▸ **Exercise description**:
Compile every line that includes the word "dostępne".

▸ **Records for this task**:
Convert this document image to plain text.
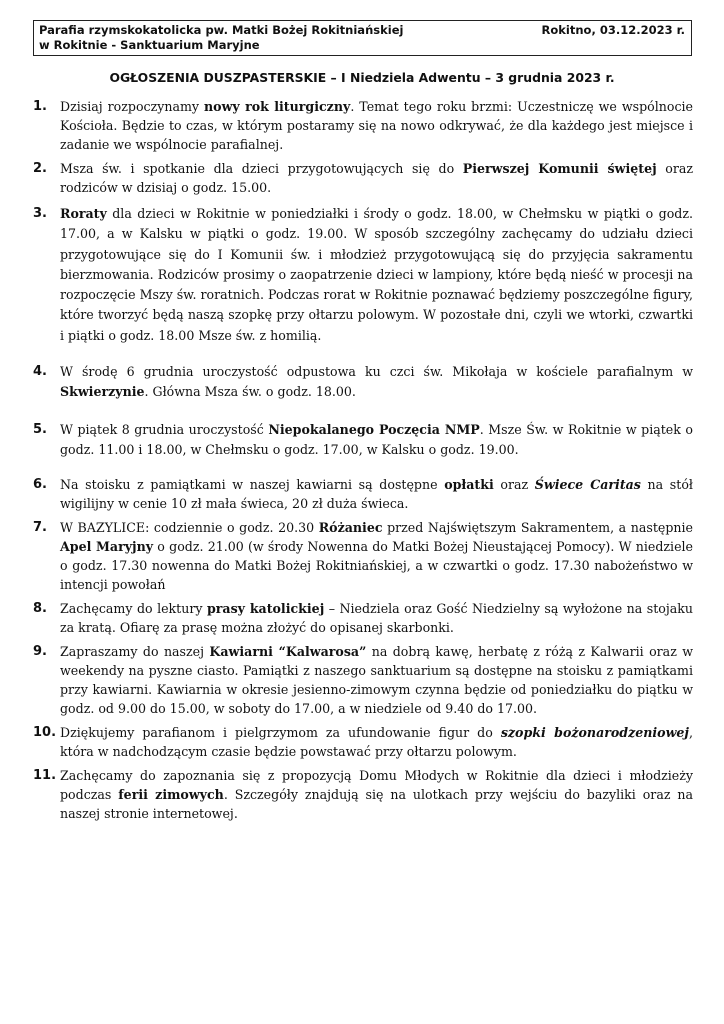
Parafia rzymskokatolicka pw. Matki Bożej Rokitniańskiej
w Rokitnie - Sanktuarium Maryjne
Rokitno, 03.12.2023 r.
OGŁOSZENIA DUSZPASTERSKIE – I Niedziela Adwentu – 3 grudnia 2023 r.
1. Dzisiaj rozpoczynamy nowy rok liturgiczny. Temat tego roku brzmi: Uczestniczę we wspólnocie Kościoła. Będzie to czas, w którym postaramy się na nowo odkrywać, że dla każdego jest miejsce i zadanie we wspólnocie parafialnej.

2. Msza św. i spotkanie dla dzieci przygotowujących się do Pierwszej Komunii świętej oraz rodziców w dzisiaj o godz. 15.00.

3. Roraty dla dzieci w Rokitnie w poniedziałki i środy o godz. 18.00, w Chełmsku w piątki o godz. 17.00, a w Kalsku w piątki o godz. 19.00. W sposób szczególny zachęcamy do udziału dzieci przygotowujące się do I Komunii św. i młodzież przygotowującą się do przyjęcia sakramentu bierzmowania. Rodziców prosimy o zaopatrzenie dzieci w lampiony, które będą nieść w procesji na rozpoczęcie Mszy św. roratnich. Podczas rorat w Rokitnie poznawać będziemy poszczególne figury, które tworzyć będą naszą szopkę przy ołtarzu polowym. W pozostałe dni, czyli we wtorki, czwartki i piątki o godz. 18.00 Msze św. z homilią.

4. W środę 6 grudnia uroczystość odpustowa ku czci św. Mikołaja w kościele parafialnym w Skwierzynie. Główna Msza św. o godz. 18.00.

5. W piątek 8 grudnia uroczystość Niepokalanego Poczęcia NMP. Msze Św. w Rokitnie w piątek o godz. 11.00 i 18.00, w Chełmsku o godz. 17.00, w Kalsku o godz. 19.00.

6. Na stoisku z pamiątkami w naszej kawiarni są dostępne opłatki oraz Świece Caritas na stół wigilijny w cenie 10 zł mała świeca, 20 zł duża świeca.

7. W BAZYLICE: codziennie o godz. 20.30 Różaniec przed Najświętszym Sakramentem, a następnie Apel Maryjny o godz. 21.00 (w środy Nowenna do Matki Bożej Nieustającej Pomocy). W niedziele o godz. 17.30 nowenna do Matki Bożej Rokitniańskiej, a w czwartki o godz. 17.30 nabożeństwo w intencji powołań

8. Zachęcamy do lektury prasy katolickiej – Niedziela oraz Gość Niedzielny są wyłożone na stojaku za kratą. Ofiarę za prasę można złożyć do opisanej skarbonki.

9. Zapraszamy do naszej Kawiarni “Kalwarosa” na dobrą kawę, herbatę z różą z Kalwarii oraz w weekendy na pyszne ciasto. Pamiątki z naszego sanktuarium są dostępne na stoisku z pamiątkami przy kawiarni. Kawiarnia w okresie jesienno-zimowym czynna będzie od poniedziałku do piątku w godz. od 9.00 do 15.00, w soboty do 17.00, a w niedziele od 9.40 do 17.00.

10. Dziękujemy parafianom i pielgrzymom za ufundowanie figur do szopki bożonarodzeniowej, która w nadchodzącym czasie będzie powstawać przy ołtarzu polowym.

11. Zachęcamy do zapoznania się z propozycją Domu Młodych w Rokitnie dla dzieci i młodzieży podczas ferii zimowych. Szczegóły znajdują się na ulotkach przy wejściu do bazyliki oraz na naszej stronie internetowej.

▸ **Solution to this exercise**:
6. Na stoisku z pamiątkami w naszej kawiarni są dostępne opłatki oraz Świece Caritas na stół wigilijny w cenie 10 zł mała świeca, 20 zł duża świeca.
9. Zapraszamy do naszej Kawiarni “Kalwarosa” na dobrą kawę, herbatę z różą z Kalwarii oraz w weekendy na pyszne ciasto. Pamiątki z naszego sanktuarium są dostępne na stoisku z pamiątkami przy kawiarni. Kawiarnia w okresie jesienno-zimowym czynna będzie od poniedziałku do piątku w godz. od 9.00 do 15.00, w soboty do 17.00, a w niedziele od 9.40 do 17.00.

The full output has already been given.